WHAT IS NEEDED: Quote the listing below in its entirety, omitting every image.

STORED DATA:
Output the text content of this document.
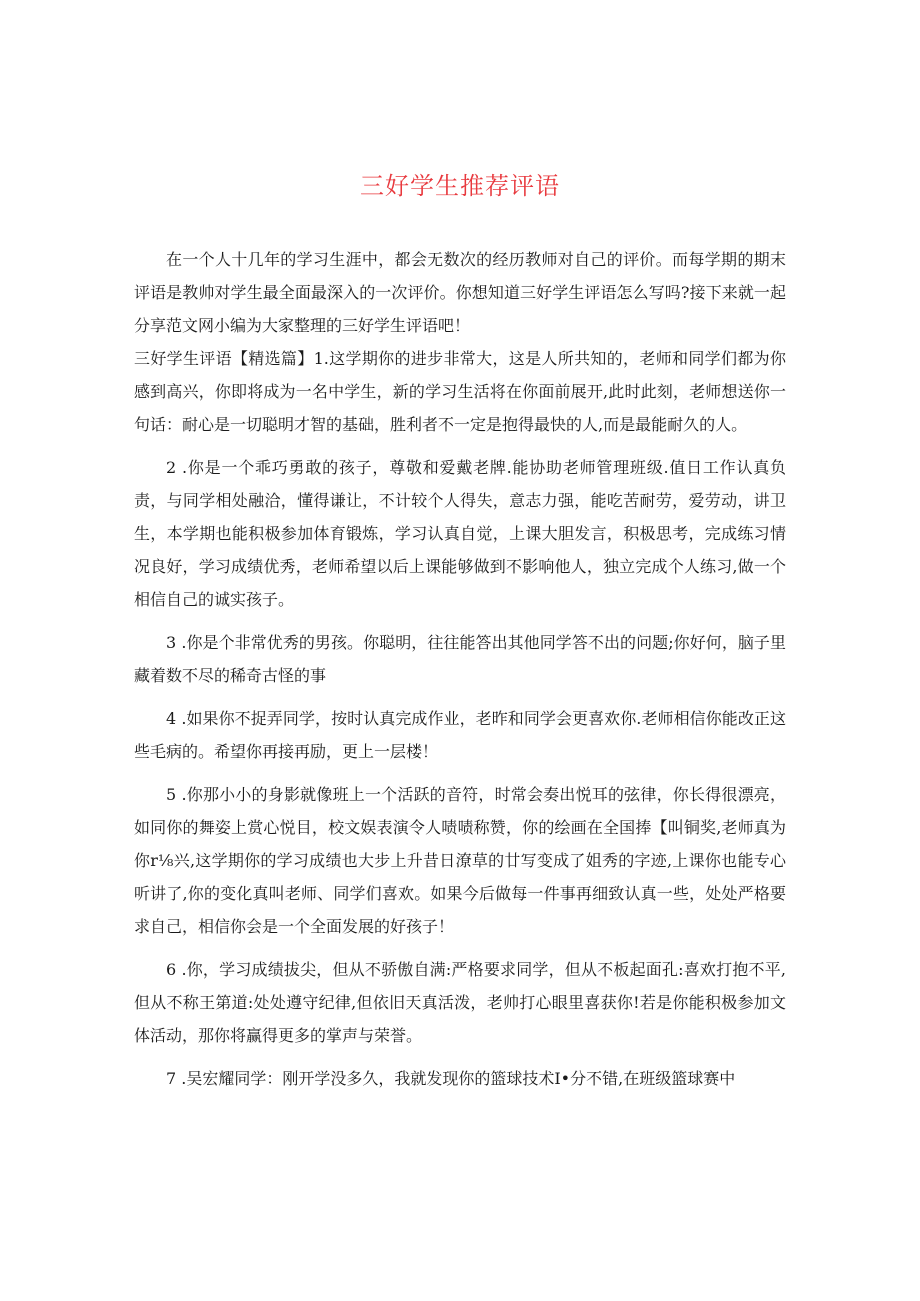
三好学生推荐评语

在一个人十几年的学习生涯中，都会无数次的经历教师对自己的评价。而每学期的期末评语是教帅对学生最全面最深入的一次评价。你想知道三好学生评语怎么写吗?接下来就一起分享范文网小编为大家整理的三好学生评语吧！

三好学生评语【精选篇】1.这学期你的进步非常大，这是人所共知的，老师和同学们都为你感到高兴，你即将成为一名中学生，新的学习生活将在你面前展开,此时此刻，老师想送你一句话：耐心是一切聪明才智的基础，胜利者不一定是抱得最快的人,而是最能耐久的人。

2 .你是一个乖巧勇敢的孩子，尊敬和爱戴老牌.能协助老师管理班级.值日工作认真负责，与同学相处融洽，懂得谦让，不计较个人得失，意志力强，能吃苦耐劳，爱劳动，讲卫生，本学期也能积极参加体育锻炼，学习认真自觉，上课大胆发言，积极思考，完成练习情况良好，学习成绩优秀，老师希望以后上课能够做到不影响他人，独立完成个人练习,做一个相信自己的诚实孩子。

3 .你是个非常优秀的男孩。你聪明，往往能答出其他同学答不出的问题;你好何，脑子里藏着数不尽的稀奇古怪的事

4 .如果你不捉弄同学，按时认真完成作业，老昨和同学会更喜欢你.老师相信你能改正这些毛病的。希望你再接再励，更上一层楼！

5 .你那小小的身影就像班上一个活跃的音符，时常会奏出悦耳的弦律，你长得很漂亮，如同你的舞姿上赏心悦目，校文娱表演令人啧啧称赞，你的绘画在全国捧【叫铜奖,老师真为你r⅛兴,这学期你的学习成绩也大步上升昔日潦草的廿写变成了姐秀的字迹,上课你也能专心听讲了,你的变化真叫老师、同学们喜欢。如果今后做每一件事再细致认真一些，处处严格要求自己，相信你会是一个全面发展的好孩子！

6 .你，学习成绩拔尖，但从不骄傲自满:严格要求同学，但从不板起面孔:喜欢打抱不平,但从不称王第道:处处遵守纪律,但依旧天真活泼，老帅打心眼里喜获你!若是你能积极参加文体活动，那你将赢得更多的掌声与荣誉。

7 .吴宏耀同学：刚开学没多久，我就发现你的篮球技术I•分不错,在班级篮球赛中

SOLUTION FOR THIS EXERCISE:
Output the text content of this document.
三好学生推荐评语

在一个人十几年的学习生涯中，都会无数次的经历教师对自己的评价。而每学期的期末评语是教帅对学生最全面最深入的一次评价。你想知道三好学生评语怎么写吗?接下来就一起分享范文网小编为大家整理的三好学生评语吧！

三好学生评语【精选篇】1.这学期你的进步非常大，这是人所共知的，老师和同学们都为你感到高兴，你即将成为一名中学生，新的学习生活将在你面前展开,此时此刻，老师想送你一句话：耐心是一切聪明才智的基础，胜利者不一定是抱得最快的人,而是最能耐久的人。

2 .你是一个乖巧勇敢的孩子，尊敬和爱戴老牌.能协助老师管理班级.值日工作认真负责，与同学相处融洽，懂得谦让，不计较个人得失，意志力强，能吃苦耐劳，爱劳动，讲卫生，本学期也能积极参加体育锻炼，学习认真自觉，上课大胆发言，积极思考，完成练习情况良好，学习成绩优秀，老师希望以后上课能够做到不影响他人，独立完成个人练习,做一个相信自己的诚实孩子。

3 .你是个非常优秀的男孩。你聪明，往往能答出其他同学答不出的问题;你好何，脑子里藏着数不尽的稀奇古怪的事

4 .如果你不捉弄同学，按时认真完成作业，老昨和同学会更喜欢你.老师相信你能改正这些毛病的。希望你再接再励，更上一层楼！

5 .你那小小的身影就像班上一个活跃的音符，时常会奏出悦耳的弦律，你长得很漂亮，如同你的舞姿上赏心悦目，校文娱表演令人啧啧称赞，你的绘画在全国捧【叫铜奖,老师真为你r⅛兴,这学期你的学习成绩也大步上升昔日潦草的廿写变成了姐秀的字迹,上课你也能专心听讲了,你的变化真叫老师、同学们喜欢。如果今后做每一件事再细致认真一些，处处严格要求自己，相信你会是一个全面发展的好孩子！

6 .你，学习成绩拔尖，但从不骄傲自满:严格要求同学，但从不板起面孔:喜欢打抱不平,但从不称王第道:处处遵守纪律,但依旧天真活泼，老帅打心眼里喜获你!若是你能积极参加文体活动，那你将赢得更多的掌声与荣誉。

7 .吴宏耀同学：刚开学没多久，我就发现你的篮球技术I•分不错,在班级篮球赛中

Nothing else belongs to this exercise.